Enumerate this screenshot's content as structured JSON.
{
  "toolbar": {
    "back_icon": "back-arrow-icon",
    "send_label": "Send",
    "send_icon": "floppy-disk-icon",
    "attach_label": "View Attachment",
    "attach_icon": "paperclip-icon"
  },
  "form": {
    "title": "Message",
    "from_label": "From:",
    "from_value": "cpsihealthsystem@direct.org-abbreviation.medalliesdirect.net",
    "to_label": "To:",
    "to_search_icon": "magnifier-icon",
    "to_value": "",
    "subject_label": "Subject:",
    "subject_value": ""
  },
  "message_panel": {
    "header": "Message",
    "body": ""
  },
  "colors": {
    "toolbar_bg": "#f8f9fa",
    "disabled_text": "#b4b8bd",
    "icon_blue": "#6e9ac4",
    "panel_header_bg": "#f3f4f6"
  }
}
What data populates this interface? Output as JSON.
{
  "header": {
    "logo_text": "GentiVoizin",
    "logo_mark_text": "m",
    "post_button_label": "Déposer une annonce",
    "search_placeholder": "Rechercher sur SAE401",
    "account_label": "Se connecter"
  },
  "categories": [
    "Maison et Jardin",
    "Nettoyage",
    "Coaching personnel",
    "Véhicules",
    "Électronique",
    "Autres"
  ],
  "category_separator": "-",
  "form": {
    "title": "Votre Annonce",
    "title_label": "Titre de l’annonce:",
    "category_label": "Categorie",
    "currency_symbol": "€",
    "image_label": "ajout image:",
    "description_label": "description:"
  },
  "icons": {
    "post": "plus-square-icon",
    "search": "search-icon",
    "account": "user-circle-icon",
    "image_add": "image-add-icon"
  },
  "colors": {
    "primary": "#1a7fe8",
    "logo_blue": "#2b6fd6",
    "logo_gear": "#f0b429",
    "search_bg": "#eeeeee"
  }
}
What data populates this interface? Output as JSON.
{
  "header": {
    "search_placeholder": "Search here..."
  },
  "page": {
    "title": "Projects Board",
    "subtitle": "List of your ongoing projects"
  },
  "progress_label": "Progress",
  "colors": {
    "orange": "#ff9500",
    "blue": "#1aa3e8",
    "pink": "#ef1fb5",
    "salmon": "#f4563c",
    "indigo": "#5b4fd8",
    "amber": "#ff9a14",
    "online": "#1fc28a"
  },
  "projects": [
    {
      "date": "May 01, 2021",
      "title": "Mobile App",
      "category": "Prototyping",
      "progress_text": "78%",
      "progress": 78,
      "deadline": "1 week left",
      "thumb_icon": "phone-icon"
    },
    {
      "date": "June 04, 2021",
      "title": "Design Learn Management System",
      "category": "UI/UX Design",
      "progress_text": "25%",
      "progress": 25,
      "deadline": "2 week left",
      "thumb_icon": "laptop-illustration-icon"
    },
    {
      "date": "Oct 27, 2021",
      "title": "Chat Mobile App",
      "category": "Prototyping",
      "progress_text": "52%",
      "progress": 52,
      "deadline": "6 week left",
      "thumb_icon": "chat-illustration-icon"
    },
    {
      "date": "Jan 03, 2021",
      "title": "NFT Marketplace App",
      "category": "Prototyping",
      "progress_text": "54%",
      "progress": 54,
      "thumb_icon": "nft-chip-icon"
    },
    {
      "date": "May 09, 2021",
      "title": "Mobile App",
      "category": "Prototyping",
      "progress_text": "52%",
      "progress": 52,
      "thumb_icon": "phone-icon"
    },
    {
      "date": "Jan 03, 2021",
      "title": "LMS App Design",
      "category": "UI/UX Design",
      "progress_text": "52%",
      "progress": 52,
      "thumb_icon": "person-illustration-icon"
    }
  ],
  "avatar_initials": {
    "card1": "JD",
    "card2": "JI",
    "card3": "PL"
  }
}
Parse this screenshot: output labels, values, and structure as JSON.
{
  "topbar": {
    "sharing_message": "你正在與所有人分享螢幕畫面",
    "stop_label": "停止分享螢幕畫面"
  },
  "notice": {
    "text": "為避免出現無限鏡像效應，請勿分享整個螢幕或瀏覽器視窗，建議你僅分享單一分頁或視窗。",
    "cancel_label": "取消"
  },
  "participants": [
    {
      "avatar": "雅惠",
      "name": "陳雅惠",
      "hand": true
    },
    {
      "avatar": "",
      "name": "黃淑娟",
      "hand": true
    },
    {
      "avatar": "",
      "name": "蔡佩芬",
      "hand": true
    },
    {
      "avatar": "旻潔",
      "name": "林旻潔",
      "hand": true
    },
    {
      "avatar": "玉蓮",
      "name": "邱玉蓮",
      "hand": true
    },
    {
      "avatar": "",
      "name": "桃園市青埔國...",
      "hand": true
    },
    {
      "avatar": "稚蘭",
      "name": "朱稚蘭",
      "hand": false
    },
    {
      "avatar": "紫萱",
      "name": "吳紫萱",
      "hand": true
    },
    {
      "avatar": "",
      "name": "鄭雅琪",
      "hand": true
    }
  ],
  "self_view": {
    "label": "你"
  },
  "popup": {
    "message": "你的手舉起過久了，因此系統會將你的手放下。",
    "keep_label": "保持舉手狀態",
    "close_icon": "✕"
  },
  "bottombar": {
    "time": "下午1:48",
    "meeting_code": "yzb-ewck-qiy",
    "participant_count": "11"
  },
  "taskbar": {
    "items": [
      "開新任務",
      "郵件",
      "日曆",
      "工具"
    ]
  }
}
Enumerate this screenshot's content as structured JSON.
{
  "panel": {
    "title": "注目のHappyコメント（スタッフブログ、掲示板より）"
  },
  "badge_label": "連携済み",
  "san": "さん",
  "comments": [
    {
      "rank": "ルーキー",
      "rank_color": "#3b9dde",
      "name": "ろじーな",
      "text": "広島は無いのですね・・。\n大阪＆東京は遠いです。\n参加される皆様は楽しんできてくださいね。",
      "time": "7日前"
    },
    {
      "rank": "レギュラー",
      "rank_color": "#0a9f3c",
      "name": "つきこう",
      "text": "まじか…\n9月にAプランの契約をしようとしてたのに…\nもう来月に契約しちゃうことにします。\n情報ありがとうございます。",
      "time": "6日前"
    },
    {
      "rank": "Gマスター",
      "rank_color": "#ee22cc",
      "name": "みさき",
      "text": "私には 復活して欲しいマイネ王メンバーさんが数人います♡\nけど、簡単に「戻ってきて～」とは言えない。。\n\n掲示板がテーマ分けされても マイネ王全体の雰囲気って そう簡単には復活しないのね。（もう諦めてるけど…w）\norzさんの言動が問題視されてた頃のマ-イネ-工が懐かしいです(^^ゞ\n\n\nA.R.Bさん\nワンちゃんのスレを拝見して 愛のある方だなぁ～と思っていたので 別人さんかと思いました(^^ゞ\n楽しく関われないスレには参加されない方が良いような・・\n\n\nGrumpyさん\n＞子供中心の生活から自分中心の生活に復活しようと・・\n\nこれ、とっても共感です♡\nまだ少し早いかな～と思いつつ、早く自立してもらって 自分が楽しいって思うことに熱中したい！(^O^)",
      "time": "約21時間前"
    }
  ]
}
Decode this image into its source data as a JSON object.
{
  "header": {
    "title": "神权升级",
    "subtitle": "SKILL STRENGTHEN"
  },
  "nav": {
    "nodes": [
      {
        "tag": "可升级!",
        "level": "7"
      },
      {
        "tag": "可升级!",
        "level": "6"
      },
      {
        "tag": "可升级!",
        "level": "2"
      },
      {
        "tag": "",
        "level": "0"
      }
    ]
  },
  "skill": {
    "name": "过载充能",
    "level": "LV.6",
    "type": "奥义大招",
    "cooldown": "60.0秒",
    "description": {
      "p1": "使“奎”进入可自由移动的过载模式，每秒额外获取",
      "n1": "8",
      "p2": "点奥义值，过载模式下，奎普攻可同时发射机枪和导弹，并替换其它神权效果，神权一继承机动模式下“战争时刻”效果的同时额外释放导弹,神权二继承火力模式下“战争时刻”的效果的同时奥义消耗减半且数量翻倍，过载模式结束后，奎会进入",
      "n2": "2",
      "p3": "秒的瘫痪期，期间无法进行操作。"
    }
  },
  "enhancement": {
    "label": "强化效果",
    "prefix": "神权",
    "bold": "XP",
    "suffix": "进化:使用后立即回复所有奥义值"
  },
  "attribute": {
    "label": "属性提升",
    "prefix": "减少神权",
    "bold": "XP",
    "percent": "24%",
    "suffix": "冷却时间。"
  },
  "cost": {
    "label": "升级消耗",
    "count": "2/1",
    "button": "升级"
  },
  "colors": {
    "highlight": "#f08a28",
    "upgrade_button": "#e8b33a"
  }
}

──────────

What you need to do
In the entries above, find each line with the word "deadline" and show it.

Right answer
      "deadline": "1 week left",
      "deadline": "2 week left",
      "deadline": "6 week left",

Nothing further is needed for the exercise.